Go through the lines below and copy each one that holds the string "Multilevel".

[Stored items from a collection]
[start]

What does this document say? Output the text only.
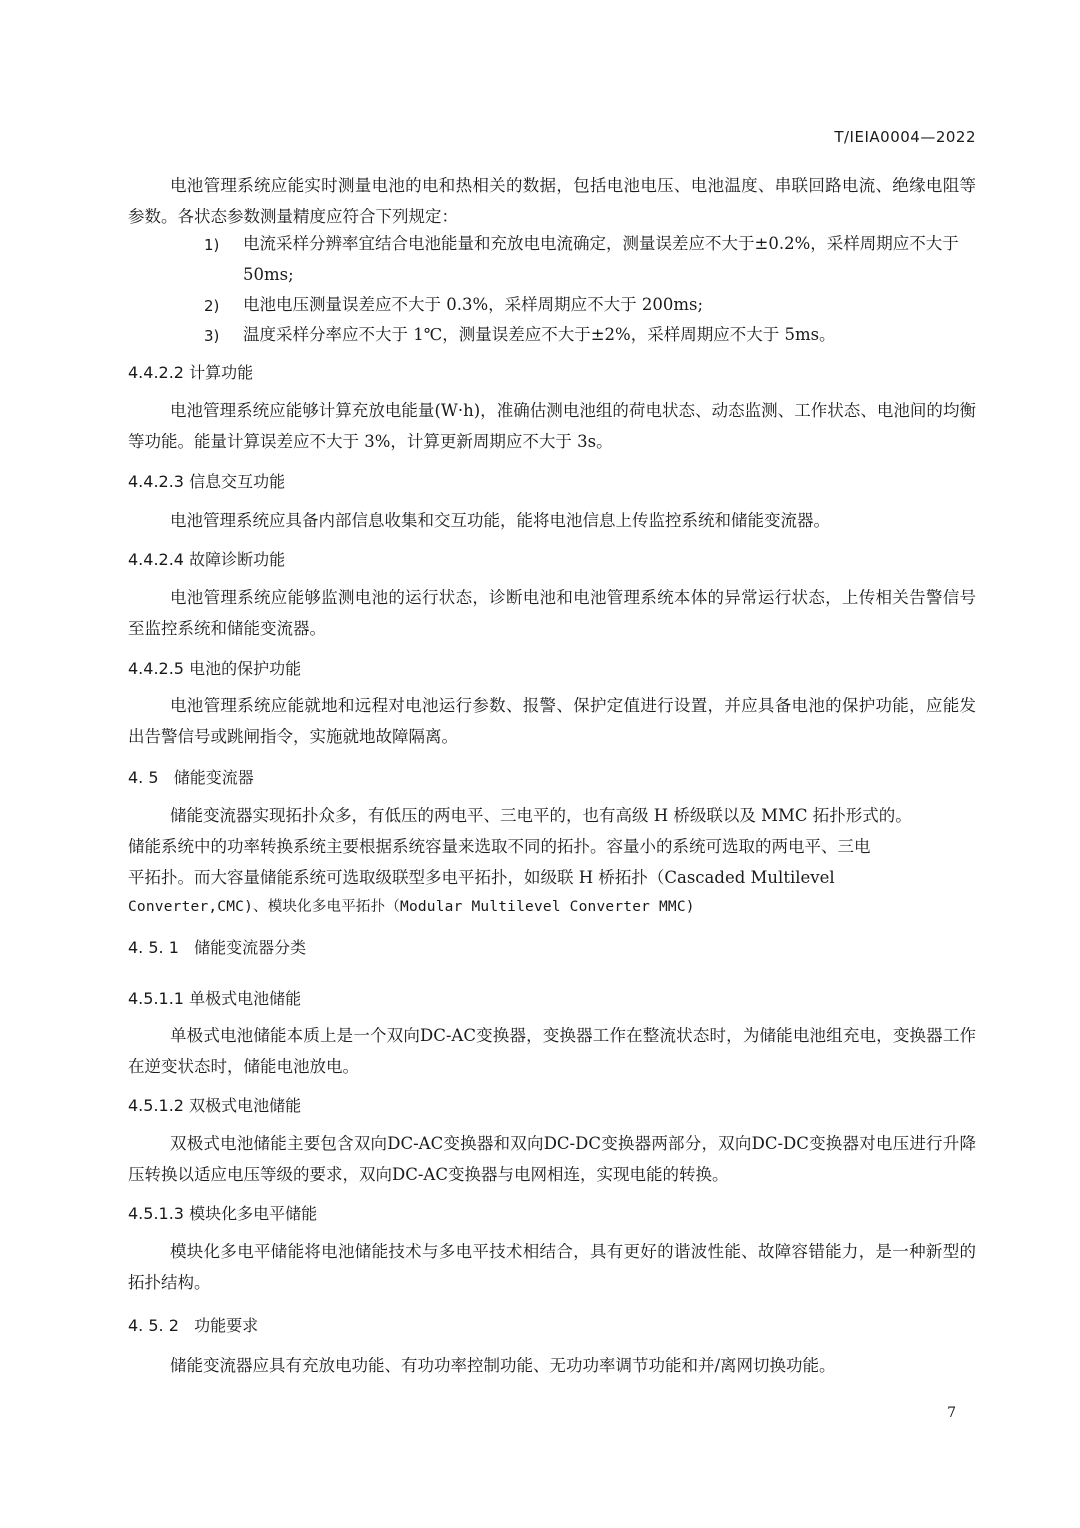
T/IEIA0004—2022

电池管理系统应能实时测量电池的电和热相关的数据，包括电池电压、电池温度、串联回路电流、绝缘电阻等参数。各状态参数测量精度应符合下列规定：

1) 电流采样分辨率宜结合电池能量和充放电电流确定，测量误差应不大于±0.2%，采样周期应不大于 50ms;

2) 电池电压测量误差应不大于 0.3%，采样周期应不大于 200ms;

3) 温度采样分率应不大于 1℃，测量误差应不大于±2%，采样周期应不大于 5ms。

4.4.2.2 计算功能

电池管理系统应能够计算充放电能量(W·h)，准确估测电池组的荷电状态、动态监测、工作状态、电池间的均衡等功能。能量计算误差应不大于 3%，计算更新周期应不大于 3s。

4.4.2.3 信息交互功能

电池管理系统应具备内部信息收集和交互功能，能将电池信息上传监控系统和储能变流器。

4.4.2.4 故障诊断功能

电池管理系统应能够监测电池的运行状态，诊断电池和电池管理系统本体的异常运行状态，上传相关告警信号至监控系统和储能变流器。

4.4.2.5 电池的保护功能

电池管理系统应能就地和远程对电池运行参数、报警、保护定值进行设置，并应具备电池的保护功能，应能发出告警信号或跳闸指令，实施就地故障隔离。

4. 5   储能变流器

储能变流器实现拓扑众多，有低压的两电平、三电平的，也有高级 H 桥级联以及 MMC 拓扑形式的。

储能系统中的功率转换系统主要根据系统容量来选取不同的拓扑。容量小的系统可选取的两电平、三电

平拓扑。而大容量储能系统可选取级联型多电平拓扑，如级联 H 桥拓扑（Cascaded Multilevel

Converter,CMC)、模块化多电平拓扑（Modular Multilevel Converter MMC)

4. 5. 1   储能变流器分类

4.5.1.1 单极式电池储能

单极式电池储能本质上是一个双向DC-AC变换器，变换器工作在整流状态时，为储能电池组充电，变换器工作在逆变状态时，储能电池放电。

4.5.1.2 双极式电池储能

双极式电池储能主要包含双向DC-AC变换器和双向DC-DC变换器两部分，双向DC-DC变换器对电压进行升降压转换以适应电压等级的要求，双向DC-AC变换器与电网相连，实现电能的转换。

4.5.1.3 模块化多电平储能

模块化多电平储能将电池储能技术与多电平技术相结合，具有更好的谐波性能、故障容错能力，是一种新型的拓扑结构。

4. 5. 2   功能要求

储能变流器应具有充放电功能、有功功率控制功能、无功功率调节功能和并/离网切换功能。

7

[end]

*WRITTEN REPLY*:
平拓扑。而大容量储能系统可选取级联型多电平拓扑，如级联 H 桥拓扑（Cascaded Multilevel
Converter,CMC)、模块化多电平拓扑（Modular Multilevel Converter MMC)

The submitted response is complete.